→ **Work to do**: Every entry here needs to be repeated exactly.

[Dataset records]
%%
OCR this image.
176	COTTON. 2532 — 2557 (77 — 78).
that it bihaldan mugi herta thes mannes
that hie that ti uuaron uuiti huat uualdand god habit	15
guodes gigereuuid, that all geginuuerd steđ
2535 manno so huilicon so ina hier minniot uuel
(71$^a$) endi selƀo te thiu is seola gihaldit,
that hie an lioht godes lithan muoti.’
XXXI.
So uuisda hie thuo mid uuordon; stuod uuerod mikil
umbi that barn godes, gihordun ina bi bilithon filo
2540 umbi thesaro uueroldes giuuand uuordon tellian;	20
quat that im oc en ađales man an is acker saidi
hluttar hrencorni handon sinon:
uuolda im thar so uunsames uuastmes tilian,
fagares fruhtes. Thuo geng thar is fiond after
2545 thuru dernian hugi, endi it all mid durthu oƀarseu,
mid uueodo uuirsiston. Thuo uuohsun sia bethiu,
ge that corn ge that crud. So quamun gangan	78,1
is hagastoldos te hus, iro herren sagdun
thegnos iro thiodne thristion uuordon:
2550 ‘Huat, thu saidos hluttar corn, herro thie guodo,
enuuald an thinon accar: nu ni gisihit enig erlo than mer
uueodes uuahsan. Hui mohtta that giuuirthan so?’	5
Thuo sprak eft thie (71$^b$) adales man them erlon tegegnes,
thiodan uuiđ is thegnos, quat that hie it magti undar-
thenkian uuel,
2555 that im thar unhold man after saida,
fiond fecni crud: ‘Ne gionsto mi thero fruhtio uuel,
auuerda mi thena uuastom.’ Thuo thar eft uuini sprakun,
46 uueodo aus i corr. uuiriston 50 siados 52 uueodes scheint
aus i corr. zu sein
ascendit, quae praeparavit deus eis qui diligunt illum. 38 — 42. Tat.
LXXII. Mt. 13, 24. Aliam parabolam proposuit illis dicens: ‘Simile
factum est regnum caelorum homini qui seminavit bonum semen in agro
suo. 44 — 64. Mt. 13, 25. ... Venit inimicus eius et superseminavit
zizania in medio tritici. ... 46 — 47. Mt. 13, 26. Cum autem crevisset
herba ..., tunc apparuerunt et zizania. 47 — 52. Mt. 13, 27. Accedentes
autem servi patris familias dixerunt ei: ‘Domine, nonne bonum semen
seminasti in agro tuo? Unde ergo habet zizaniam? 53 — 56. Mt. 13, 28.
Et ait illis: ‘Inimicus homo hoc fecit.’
%%
→ **Result for this exercise**:
OCR this image.
176	COTTON. 2532 — 2557 (77 — 78).
that it bihaldan mugi herta thes mannes
that hie that ti uuaron uuiti huat uualdand god habit	15
guodes gigereuuid, that all geginuuerd steđ
2535 manno so huilicon so ina hier minniot uuel
(71$^a$) endi selƀo te thiu is seola gihaldit,
that hie an lioht godes lithan muoti.’
XXXI.
So uuisda hie thuo mid uuordon; stuod uuerod mikil
umbi that barn godes, gihordun ina bi bilithon filo
2540 umbi thesaro uueroldes giuuand uuordon tellian;	20
quat that im oc en ađales man an is acker saidi
hluttar hrencorni handon sinon:
uuolda im thar so uunsames uuastmes tilian,
fagares fruhtes. Thuo geng thar is fiond after
2545 thuru dernian hugi, endi it all mid durthu oƀarseu,
mid uueodo uuirsiston. Thuo uuohsun sia bethiu,
ge that corn ge that crud. So quamun gangan	78,1
is hagastoldos te hus, iro herren sagdun
thegnos iro thiodne thristion uuordon:
2550 ‘Huat, thu saidos hluttar corn, herro thie guodo,
enuuald an thinon accar: nu ni gisihit enig erlo than mer
uueodes uuahsan. Hui mohtta that giuuirthan so?’	5
Thuo sprak eft thie (71$^b$) adales man them erlon tegegnes,
thiodan uuiđ is thegnos, quat that hie it magti undar-
thenkian uuel,
2555 that im thar unhold man after saida,
fiond fecni crud: ‘Ne gionsto mi thero fruhtio uuel,
auuerda mi thena uuastom.’ Thuo thar eft uuini sprakun,
46 uueodo aus i corr. uuiriston 50 siados 52 uueodes scheint
aus i corr. zu sein
ascendit, quae praeparavit deus eis qui diligunt illum. 38 — 42. Tat.
LXXII. Mt. 13, 24. Aliam parabolam proposuit illis dicens: ‘Simile
factum est regnum caelorum homini qui seminavit bonum semen in agro
suo. 44 — 64. Mt. 13, 25. ... Venit inimicus eius et superseminavit
zizania in medio tritici. ... 46 — 47. Mt. 13, 26. Cum autem crevisset
herba ..., tunc apparuerunt et zizania. 47 — 52. Mt. 13, 27. Accedentes
autem servi patris familias dixerunt ei: ‘Domine, nonne bonum semen
seminasti in agro tuo? Unde ergo habet zizaniam? 53 — 56. Mt. 13, 28.
Et ait illis: ‘Inimicus homo hoc fecit.’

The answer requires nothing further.